(Beginning of EXCERPT)

This first episode will introduce you to the course, what we'll cover, the format, and the software you'll need to get started.

SlidesPDF

Tip: Press the question mark key (?) when playing the slides to see a list of keyboard shortcuts.

  1. Install these software on your computer; they’ll provide us the environment to write and run JavaScript programs.
  2. (Optional) Customise VS Code by choosing a theme, etc.
  3. Create a new JavaScript file, type code in it to display your name, and run the file.

You’ll find an “extras” section like this one in the lesson pages. This is where I’ll add some extra information (such as JavaScript peculiarities) that I left out of the slides. I strongly recommend that you read them.

I mentioned that we’d be using Node.js to run our JavaScript code. We don’t actually need Node for this; our computers already have browsers that can run JavaScript. However, I feel it would be distracting working in the browser, since we won’t be building a web app. (We may build parts of a web app though 🙃.) Also, one of the goals of this course is to learn to work in a terminal, and using Node forces us to do so.

Outside the browser, Node isn’t the only tool that can run JavaScript. There’s also Deno. It’s new, and it was created by Node’s creator, Ryan Dahl, to address some of his regrets with Node. (You can watch his initial announcement of Deno if you’re curious.) We’re choosing Node over Deno for this course because it’s more mature and better-known; Node was released in 2009, whereas Deno was released in 2018.

Computers can perform repetitive tasks much faster than us, so we’d like to delegate those tasks to them. But, we need a way to tell a computer what we want it to do. That’s where programming comes in.

(End of EXCERPT)
(Beginning of SUPPLIED RECORDS)

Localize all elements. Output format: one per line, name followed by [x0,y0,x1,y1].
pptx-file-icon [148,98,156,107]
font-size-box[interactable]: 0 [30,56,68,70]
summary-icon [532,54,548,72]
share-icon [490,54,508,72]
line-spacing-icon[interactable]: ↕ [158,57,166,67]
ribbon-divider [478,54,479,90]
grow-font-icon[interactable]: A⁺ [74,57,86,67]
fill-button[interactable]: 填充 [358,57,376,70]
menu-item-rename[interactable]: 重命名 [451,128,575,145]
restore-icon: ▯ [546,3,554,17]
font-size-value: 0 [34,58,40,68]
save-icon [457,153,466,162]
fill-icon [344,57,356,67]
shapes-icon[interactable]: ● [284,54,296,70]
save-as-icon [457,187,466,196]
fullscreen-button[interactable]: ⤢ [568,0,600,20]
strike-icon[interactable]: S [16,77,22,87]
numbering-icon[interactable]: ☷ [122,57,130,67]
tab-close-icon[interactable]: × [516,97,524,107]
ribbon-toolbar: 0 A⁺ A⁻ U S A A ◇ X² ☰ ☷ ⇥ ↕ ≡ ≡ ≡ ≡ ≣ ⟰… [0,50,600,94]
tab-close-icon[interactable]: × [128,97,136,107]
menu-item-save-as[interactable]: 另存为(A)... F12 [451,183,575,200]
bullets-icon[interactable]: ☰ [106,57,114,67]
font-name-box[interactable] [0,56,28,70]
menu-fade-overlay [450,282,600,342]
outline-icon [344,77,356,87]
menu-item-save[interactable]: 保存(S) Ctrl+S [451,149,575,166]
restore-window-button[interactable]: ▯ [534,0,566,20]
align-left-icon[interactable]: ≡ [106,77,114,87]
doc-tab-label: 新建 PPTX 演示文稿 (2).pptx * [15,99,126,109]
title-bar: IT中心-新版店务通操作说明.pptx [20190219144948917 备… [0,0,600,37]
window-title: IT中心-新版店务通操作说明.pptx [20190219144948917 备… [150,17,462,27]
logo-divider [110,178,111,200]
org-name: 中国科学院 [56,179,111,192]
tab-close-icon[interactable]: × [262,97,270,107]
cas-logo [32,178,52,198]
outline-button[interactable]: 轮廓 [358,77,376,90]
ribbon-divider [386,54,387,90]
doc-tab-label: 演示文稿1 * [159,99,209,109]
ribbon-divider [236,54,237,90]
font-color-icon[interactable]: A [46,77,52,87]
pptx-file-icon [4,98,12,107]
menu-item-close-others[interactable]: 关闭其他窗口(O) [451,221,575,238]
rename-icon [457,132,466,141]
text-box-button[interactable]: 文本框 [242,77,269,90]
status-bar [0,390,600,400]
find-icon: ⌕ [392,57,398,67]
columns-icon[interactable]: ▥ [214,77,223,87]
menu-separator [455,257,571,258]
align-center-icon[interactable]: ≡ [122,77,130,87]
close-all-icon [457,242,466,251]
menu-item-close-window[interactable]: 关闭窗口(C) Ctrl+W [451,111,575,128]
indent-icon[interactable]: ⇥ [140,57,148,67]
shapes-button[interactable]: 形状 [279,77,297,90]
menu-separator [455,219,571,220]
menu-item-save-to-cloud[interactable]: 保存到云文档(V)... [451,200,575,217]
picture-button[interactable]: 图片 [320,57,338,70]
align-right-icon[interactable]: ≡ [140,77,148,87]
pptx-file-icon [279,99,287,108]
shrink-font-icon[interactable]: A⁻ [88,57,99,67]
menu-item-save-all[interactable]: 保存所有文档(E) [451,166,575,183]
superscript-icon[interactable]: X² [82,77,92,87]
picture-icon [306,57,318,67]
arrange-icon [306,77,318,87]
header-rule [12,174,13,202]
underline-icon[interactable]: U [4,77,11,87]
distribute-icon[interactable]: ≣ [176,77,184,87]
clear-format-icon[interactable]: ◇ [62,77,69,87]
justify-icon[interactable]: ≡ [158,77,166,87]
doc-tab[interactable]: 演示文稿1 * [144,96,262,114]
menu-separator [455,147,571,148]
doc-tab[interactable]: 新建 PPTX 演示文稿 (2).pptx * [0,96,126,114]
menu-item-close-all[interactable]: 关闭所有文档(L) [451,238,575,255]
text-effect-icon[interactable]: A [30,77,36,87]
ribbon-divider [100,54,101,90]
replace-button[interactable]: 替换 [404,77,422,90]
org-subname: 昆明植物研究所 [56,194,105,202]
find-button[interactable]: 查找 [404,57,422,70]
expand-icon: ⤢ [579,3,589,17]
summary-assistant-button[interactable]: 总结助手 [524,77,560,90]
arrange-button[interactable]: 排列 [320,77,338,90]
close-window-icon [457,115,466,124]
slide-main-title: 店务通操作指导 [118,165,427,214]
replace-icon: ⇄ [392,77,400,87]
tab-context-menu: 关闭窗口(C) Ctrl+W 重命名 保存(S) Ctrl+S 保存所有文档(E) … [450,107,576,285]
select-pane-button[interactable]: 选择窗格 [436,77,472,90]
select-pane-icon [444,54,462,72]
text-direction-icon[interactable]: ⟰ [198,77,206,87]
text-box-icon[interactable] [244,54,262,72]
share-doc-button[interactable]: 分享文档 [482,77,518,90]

(End of SUPPLIED RECORDS)

(REQUIRED WORK)
1) Rewrite the JavaScript course lesson from "2. (Optional) Customise" up to and including "you read them.", changing "VS Code" to "Visual Studio Code".
2) Write what comes next in the JavaScript course lesson.
Nothing in the entries is needed for what comes next.

(ANSWER SECTION)
1)
2. (Optional) Customise Visual Studio Code by choosing a theme, etc.
  3. Create a new JavaScript file, type code in it to display your name, and run the file.

You’ll find an “extras” section like this one in the lesson pages. This is where I’ll add some extra information (such as JavaScript peculiarities) that I left out of the slides. I strongly recommend that you read them.

2)
To instruct a computer, we must “speak” its language, the machine language. However, the language is difficult to learn — it’s “zeroes and ones”, as they say. Over time, people have developed higher-level languages that are closer to our human languages so that it’s easier to program the computer. JavaScript is one of these “high-level languages”.

We still have to translate these languages into machine language for the computer to understand. We use programs called compilers to do this translation. (A little irony here: we don’t “compile” JavaScript when we run Node. I’ll explain why in the next extras.)

You might wonder, why don’t we just program in our human languages? The problem is that our languages are very ambiguous. The same word/phrase/clause can mean very different things depending on the context. For example, the phrase “what’s up?” can be used as a greeting, but it can also be a literal question, as in “what is above?”. Programming languages avoid this so that we get predictable results from the computer.